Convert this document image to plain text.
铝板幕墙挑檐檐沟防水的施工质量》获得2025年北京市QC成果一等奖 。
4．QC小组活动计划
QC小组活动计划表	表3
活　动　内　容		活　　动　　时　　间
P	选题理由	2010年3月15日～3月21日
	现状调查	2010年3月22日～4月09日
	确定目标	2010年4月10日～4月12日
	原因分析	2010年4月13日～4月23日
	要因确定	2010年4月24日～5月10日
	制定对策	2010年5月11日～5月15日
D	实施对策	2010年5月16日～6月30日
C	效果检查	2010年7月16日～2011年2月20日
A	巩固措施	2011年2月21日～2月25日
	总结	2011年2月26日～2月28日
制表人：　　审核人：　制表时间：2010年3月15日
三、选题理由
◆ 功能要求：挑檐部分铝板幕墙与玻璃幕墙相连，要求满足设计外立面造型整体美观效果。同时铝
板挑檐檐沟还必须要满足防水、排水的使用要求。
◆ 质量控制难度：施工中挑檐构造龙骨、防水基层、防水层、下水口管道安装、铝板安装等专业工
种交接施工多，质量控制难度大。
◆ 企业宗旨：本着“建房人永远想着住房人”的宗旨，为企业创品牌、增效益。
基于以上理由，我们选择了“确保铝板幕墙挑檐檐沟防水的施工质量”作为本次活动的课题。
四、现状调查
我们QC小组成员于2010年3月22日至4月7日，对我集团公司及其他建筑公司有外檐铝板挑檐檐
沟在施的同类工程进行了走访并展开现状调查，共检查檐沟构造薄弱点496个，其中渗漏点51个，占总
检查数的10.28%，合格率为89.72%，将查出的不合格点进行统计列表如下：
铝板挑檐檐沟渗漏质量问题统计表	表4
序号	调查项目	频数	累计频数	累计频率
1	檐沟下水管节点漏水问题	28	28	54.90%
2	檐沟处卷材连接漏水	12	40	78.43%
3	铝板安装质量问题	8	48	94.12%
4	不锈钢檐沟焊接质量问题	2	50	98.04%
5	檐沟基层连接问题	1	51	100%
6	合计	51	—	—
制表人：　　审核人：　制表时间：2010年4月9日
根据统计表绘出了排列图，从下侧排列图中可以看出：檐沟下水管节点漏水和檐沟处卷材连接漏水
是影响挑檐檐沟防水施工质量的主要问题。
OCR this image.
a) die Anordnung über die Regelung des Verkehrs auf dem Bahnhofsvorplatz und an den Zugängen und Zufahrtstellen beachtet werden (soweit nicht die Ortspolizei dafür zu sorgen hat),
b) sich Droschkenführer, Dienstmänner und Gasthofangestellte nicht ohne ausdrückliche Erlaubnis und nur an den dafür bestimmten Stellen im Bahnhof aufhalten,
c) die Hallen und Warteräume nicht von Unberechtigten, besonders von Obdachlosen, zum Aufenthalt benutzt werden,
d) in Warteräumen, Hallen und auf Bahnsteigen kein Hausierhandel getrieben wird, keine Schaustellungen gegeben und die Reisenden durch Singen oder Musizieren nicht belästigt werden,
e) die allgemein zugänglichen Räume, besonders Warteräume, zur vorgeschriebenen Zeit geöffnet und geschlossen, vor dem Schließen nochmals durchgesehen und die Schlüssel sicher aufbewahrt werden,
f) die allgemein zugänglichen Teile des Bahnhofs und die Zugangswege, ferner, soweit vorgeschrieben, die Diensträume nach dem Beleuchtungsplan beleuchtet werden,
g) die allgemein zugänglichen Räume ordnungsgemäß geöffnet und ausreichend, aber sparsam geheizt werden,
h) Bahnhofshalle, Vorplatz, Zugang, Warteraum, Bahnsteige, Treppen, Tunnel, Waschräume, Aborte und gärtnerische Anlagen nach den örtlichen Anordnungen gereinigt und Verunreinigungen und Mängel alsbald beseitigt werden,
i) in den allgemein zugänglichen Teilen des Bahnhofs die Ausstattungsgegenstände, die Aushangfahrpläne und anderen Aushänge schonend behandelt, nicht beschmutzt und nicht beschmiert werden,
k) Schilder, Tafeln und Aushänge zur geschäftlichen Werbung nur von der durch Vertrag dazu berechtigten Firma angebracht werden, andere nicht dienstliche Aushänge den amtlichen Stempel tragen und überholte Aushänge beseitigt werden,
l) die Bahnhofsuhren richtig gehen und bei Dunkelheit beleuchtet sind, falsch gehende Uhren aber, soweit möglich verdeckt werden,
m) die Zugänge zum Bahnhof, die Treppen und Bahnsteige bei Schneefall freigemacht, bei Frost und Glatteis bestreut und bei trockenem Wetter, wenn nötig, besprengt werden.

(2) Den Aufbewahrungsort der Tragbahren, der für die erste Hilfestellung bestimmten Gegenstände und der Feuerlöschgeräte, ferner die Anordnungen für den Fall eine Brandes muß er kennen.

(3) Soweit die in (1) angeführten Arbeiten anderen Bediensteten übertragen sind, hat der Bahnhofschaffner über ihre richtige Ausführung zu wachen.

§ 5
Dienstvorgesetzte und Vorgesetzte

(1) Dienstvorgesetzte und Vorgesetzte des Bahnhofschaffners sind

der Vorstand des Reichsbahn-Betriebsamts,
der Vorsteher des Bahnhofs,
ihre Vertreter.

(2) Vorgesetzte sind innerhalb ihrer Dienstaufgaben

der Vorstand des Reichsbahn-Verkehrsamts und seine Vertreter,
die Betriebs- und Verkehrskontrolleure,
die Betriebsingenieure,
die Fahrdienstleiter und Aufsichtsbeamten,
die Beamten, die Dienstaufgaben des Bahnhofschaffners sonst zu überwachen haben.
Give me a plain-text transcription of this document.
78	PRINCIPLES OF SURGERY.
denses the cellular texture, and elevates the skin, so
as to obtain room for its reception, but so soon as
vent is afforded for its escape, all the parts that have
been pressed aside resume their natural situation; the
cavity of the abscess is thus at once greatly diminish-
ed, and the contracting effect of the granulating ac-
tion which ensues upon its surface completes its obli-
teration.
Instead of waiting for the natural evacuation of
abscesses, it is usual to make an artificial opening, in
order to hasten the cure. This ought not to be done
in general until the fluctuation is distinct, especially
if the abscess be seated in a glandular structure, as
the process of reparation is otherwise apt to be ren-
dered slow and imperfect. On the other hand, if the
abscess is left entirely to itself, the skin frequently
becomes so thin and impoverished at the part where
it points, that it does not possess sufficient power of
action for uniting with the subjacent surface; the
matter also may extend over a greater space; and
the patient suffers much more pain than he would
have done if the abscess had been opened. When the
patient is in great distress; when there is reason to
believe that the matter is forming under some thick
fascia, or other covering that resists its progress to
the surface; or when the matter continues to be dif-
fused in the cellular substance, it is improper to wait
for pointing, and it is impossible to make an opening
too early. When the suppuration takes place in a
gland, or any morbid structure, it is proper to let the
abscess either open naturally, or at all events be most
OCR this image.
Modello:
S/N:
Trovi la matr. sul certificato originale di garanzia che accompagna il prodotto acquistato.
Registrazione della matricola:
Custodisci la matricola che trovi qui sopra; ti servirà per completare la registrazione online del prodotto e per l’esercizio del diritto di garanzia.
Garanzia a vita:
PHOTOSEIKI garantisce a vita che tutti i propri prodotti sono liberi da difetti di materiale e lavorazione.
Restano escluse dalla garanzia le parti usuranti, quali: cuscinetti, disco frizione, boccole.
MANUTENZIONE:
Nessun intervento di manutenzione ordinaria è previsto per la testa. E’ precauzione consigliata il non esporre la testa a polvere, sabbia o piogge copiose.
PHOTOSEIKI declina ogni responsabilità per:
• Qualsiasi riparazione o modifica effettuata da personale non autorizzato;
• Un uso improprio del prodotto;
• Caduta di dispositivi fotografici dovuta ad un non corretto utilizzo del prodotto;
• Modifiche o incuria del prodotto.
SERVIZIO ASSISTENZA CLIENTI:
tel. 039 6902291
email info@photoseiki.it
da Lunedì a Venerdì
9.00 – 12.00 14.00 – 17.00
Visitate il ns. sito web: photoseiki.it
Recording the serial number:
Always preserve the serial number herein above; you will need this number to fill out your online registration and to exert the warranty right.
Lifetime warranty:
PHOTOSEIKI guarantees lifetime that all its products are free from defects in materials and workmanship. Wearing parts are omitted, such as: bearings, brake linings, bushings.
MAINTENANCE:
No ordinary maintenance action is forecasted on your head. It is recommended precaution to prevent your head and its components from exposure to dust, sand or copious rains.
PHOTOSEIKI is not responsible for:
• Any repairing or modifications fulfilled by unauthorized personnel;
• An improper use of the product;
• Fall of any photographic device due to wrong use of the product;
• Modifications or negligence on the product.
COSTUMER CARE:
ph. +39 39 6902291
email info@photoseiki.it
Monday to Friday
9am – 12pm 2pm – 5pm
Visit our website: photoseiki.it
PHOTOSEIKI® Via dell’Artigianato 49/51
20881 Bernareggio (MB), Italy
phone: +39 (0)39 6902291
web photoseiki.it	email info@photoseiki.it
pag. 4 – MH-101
= = = = = = =
WHAT TO DO: Spot every line that holds "skin" and copy it.

RESPONSE TO THIS TASK:
denses the cellular texture, and elevates the skin, so
abscess is left entirely to itself, the skin frequently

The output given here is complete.